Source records
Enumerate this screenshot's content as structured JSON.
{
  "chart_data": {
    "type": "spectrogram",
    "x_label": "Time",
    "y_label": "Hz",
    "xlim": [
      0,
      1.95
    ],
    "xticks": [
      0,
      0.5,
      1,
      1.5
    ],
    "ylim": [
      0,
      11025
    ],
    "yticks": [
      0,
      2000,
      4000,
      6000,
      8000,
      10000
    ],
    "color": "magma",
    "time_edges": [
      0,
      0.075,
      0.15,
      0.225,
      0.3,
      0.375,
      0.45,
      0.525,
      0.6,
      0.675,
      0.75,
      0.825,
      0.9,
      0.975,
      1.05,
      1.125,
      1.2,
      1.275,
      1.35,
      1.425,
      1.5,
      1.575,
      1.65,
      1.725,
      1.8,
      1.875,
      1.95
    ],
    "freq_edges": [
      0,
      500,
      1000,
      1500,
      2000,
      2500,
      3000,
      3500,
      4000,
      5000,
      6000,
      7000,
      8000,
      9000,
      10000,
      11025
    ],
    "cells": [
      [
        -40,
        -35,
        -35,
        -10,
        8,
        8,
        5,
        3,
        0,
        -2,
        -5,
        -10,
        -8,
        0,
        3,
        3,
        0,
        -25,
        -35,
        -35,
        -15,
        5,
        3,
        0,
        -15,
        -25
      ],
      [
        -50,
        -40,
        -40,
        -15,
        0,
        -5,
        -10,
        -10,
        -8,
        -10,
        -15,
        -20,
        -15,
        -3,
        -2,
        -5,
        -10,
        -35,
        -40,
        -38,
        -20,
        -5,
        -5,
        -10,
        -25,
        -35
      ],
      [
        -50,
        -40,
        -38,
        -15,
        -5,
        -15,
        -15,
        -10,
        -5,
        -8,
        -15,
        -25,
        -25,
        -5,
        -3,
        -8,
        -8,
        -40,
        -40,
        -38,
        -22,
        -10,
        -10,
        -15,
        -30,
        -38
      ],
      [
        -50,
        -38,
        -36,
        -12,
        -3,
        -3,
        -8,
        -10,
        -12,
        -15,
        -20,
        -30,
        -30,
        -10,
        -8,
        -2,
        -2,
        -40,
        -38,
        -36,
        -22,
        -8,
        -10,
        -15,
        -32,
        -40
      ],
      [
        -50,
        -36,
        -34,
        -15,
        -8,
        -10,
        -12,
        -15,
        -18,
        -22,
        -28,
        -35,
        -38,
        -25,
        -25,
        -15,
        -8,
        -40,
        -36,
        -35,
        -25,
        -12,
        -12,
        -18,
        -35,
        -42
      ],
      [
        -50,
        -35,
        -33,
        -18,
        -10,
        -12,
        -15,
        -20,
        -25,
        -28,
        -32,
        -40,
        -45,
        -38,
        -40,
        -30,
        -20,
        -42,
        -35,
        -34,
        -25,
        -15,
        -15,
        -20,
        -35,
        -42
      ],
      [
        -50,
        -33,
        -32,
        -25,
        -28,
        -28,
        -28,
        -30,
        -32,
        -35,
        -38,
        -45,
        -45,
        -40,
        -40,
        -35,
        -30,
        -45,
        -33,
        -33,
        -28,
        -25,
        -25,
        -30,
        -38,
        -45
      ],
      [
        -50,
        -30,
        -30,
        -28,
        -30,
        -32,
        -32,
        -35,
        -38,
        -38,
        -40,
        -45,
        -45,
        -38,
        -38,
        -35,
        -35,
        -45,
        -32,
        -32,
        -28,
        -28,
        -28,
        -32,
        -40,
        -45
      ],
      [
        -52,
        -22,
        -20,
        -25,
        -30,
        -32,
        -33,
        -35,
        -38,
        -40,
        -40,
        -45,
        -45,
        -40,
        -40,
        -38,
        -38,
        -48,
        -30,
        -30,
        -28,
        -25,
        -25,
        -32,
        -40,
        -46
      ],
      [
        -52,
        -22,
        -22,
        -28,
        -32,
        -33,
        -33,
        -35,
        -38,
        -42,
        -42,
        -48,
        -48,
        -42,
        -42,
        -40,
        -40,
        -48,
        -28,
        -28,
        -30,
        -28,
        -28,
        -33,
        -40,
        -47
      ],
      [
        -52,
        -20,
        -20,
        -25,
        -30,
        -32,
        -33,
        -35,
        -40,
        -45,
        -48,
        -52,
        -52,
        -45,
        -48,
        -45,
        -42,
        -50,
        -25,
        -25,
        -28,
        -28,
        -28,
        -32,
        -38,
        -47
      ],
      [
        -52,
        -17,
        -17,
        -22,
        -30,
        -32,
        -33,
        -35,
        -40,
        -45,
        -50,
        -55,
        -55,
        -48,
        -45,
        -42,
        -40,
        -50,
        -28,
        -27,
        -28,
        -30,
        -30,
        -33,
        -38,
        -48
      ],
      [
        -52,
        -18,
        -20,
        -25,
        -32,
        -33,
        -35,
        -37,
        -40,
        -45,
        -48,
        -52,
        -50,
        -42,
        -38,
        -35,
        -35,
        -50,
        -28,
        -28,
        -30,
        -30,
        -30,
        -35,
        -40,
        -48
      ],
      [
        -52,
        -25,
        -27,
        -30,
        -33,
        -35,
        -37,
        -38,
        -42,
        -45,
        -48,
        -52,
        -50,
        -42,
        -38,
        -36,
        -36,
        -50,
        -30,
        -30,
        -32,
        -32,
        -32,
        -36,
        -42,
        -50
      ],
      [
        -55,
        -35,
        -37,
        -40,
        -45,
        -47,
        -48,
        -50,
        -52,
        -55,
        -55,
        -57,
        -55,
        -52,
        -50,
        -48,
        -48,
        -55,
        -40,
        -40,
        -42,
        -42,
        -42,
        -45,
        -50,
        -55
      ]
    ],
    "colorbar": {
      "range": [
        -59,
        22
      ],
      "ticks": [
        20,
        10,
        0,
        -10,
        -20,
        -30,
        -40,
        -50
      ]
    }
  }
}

--- Instructions to follow ---
Copy the records above exactly as they appear.

--- Task answer ---
Enumerate this screenshot's content as structured JSON.
{
  "chart_data": {
    "type": "spectrogram",
    "x_label": "Time",
    "y_label": "Hz",
    "xlim": [
      0,
      1.95
    ],
    "xticks": [
      0,
      0.5,
      1,
      1.5
    ],
    "ylim": [
      0,
      11025
    ],
    "yticks": [
      0,
      2000,
      4000,
      6000,
      8000,
      10000
    ],
    "color": "magma",
    "time_edges": [
      0,
      0.075,
      0.15,
      0.225,
      0.3,
      0.375,
      0.45,
      0.525,
      0.6,
      0.675,
      0.75,
      0.825,
      0.9,
      0.975,
      1.05,
      1.125,
      1.2,
      1.275,
      1.35,
      1.425,
      1.5,
      1.575,
      1.65,
      1.725,
      1.8,
      1.875,
      1.95
    ],
    "freq_edges": [
      0,
      500,
      1000,
      1500,
      2000,
      2500,
      3000,
      3500,
      4000,
      5000,
      6000,
      7000,
      8000,
      9000,
      10000,
      11025
    ],
    "cells": [
      [
        -40,
        -35,
        -35,
        -10,
        8,
        8,
        5,
        3,
        0,
        -2,
        -5,
        -10,
        -8,
        0,
        3,
        3,
        0,
        -25,
        -35,
        -35,
        -15,
        5,
        3,
        0,
        -15,
        -25
      ],
      [
        -50,
        -40,
        -40,
        -15,
        0,
        -5,
        -10,
        -10,
        -8,
        -10,
        -15,
        -20,
        -15,
        -3,
        -2,
        -5,
        -10,
        -35,
        -40,
        -38,
        -20,
        -5,
        -5,
        -10,
        -25,
        -35
      ],
      [
        -50,
        -40,
        -38,
        -15,
        -5,
        -15,
        -15,
        -10,
        -5,
        -8,
        -15,
        -25,
        -25,
        -5,
        -3,
        -8,
        -8,
        -40,
        -40,
        -38,
        -22,
        -10,
        -10,
        -15,
        -30,
        -38
      ],
      [
        -50,
        -38,
        -36,
        -12,
        -3,
        -3,
        -8,
        -10,
        -12,
        -15,
        -20,
        -30,
        -30,
        -10,
        -8,
        -2,
        -2,
        -40,
        -38,
        -36,
        -22,
        -8,
        -10,
        -15,
        -32,
        -40
      ],
      [
        -50,
        -36,
        -34,
        -15,
        -8,
        -10,
        -12,
        -15,
        -18,
        -22,
        -28,
        -35,
        -38,
        -25,
        -25,
        -15,
        -8,
        -40,
        -36,
        -35,
        -25,
        -12,
        -12,
        -18,
        -35,
        -42
      ],
      [
        -50,
        -35,
        -33,
        -18,
        -10,
        -12,
        -15,
        -20,
        -25,
        -28,
        -32,
        -40,
        -45,
        -38,
        -40,
        -30,
        -20,
        -42,
        -35,
        -34,
        -25,
        -15,
        -15,
        -20,
        -35,
        -42
      ],
      [
        -50,
        -33,
        -32,
        -25,
        -28,
        -28,
        -28,
        -30,
        -32,
        -35,
        -38,
        -45,
        -45,
        -40,
        -40,
        -35,
        -30,
        -45,
        -33,
        -33,
        -28,
        -25,
        -25,
        -30,
        -38,
        -45
      ],
      [
        -50,
        -30,
        -30,
        -28,
        -30,
        -32,
        -32,
        -35,
        -38,
        -38,
        -40,
        -45,
        -45,
        -38,
        -38,
        -35,
        -35,
        -45,
        -32,
        -32,
        -28,
        -28,
        -28,
        -32,
        -40,
        -45
      ],
      [
        -52,
        -22,
        -20,
        -25,
        -30,
        -32,
        -33,
        -35,
        -38,
        -40,
        -40,
        -45,
        -45,
        -40,
        -40,
        -38,
        -38,
        -48,
        -30,
        -30,
        -28,
        -25,
        -25,
        -32,
        -40,
        -46
      ],
      [
        -52,
        -22,
        -22,
        -28,
        -32,
        -33,
        -33,
        -35,
        -38,
        -42,
        -42,
        -48,
        -48,
        -42,
        -42,
        -40,
        -40,
        -48,
        -28,
        -28,
        -30,
        -28,
        -28,
        -33,
        -40,
        -47
      ],
      [
        -52,
        -20,
        -20,
        -25,
        -30,
        -32,
        -33,
        -35,
        -40,
        -45,
        -48,
        -52,
        -52,
        -45,
        -48,
        -45,
        -42,
        -50,
        -25,
        -25,
        -28,
        -28,
        -28,
        -32,
        -38,
        -47
      ],
      [
        -52,
        -17,
        -17,
        -22,
        -30,
        -32,
        -33,
        -35,
        -40,
        -45,
        -50,
        -55,
        -55,
        -48,
        -45,
        -42,
        -40,
        -50,
        -28,
        -27,
        -28,
        -30,
        -30,
        -33,
        -38,
        -48
      ],
      [
        -52,
        -18,
        -20,
        -25,
        -32,
        -33,
        -35,
        -37,
        -40,
        -45,
        -48,
        -52,
        -50,
        -42,
        -38,
        -35,
        -35,
        -50,
        -28,
        -28,
        -30,
        -30,
        -30,
        -35,
        -40,
        -48
      ],
      [
        -52,
        -25,
        -27,
        -30,
        -33,
        -35,
        -37,
        -38,
        -42,
        -45,
        -48,
        -52,
        -50,
        -42,
        -38,
        -36,
        -36,
        -50,
        -30,
        -30,
        -32,
        -32,
        -32,
        -36,
        -42,
        -50
      ],
      [
        -55,
        -35,
        -37,
        -40,
        -45,
        -47,
        -48,
        -50,
        -52,
        -55,
        -55,
        -57,
        -55,
        -52,
        -50,
        -48,
        -48,
        -55,
        -40,
        -40,
        -42,
        -42,
        -42,
        -45,
        -50,
        -55
      ]
    ],
    "colorbar": {
      "range": [
        -59,
        22
      ],
      "ticks": [
        20,
        10,
        0,
        -10,
        -20,
        -30,
        -40,
        -50
      ]
    }
  }
}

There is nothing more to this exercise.